WORK TO COMPLETE:
Search the data for lines holding the word "marker". State how many there are, and nothing else.

DATASET ENTRIES:
▬▬▬▬▬▬▬▬▬▬

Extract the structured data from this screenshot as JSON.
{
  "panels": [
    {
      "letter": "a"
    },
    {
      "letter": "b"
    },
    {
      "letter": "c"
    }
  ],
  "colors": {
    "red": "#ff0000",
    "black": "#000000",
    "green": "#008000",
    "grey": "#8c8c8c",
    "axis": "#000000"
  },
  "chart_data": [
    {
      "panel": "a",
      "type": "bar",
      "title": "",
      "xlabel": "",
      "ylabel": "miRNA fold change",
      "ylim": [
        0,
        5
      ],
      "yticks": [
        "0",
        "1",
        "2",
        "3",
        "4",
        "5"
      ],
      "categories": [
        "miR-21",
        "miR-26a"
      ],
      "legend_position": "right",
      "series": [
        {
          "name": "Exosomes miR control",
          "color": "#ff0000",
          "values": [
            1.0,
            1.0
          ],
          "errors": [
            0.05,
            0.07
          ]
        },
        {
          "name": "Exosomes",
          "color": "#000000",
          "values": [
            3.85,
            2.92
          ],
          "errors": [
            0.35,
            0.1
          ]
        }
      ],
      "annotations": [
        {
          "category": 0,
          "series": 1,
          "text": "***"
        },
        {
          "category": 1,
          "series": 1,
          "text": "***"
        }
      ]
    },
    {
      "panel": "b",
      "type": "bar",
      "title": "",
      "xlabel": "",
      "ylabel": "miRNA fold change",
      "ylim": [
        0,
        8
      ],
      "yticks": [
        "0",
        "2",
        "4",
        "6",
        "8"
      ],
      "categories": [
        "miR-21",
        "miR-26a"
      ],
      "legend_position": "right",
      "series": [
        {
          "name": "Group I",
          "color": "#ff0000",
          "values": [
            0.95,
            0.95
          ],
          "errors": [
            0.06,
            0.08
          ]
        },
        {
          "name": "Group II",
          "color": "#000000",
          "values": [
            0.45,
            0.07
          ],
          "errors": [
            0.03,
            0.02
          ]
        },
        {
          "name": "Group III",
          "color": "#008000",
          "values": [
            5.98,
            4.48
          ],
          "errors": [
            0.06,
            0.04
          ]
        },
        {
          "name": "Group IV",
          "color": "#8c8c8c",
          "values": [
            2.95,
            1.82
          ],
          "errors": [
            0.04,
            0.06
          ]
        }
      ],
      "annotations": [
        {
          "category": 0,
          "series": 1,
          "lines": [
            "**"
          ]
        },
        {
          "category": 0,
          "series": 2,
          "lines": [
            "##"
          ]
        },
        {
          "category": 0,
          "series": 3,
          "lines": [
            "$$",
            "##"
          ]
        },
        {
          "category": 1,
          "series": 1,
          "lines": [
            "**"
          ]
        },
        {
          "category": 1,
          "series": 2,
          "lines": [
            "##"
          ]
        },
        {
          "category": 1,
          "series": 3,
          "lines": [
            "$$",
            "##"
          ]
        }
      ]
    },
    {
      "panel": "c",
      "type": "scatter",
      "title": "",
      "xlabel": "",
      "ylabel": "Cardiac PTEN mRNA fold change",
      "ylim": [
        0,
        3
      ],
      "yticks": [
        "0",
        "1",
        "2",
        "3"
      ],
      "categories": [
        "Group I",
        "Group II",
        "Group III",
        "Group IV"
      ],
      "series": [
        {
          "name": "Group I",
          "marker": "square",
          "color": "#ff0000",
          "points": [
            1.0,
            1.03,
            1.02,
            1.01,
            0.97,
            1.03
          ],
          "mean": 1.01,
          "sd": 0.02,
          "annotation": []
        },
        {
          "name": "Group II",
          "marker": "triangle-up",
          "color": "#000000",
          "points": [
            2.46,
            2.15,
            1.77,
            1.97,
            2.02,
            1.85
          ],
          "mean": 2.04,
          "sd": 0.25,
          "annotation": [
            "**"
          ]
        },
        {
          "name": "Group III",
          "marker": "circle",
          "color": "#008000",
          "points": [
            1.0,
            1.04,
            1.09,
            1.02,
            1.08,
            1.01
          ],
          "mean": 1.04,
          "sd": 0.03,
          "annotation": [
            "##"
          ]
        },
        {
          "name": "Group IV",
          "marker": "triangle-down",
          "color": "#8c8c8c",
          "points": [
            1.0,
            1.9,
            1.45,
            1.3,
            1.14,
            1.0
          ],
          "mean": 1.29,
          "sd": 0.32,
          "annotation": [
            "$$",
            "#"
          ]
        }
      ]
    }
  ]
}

▬▬▬▬▬▬▬▬▬▬

OUTPUT FOR THIS TASK:
4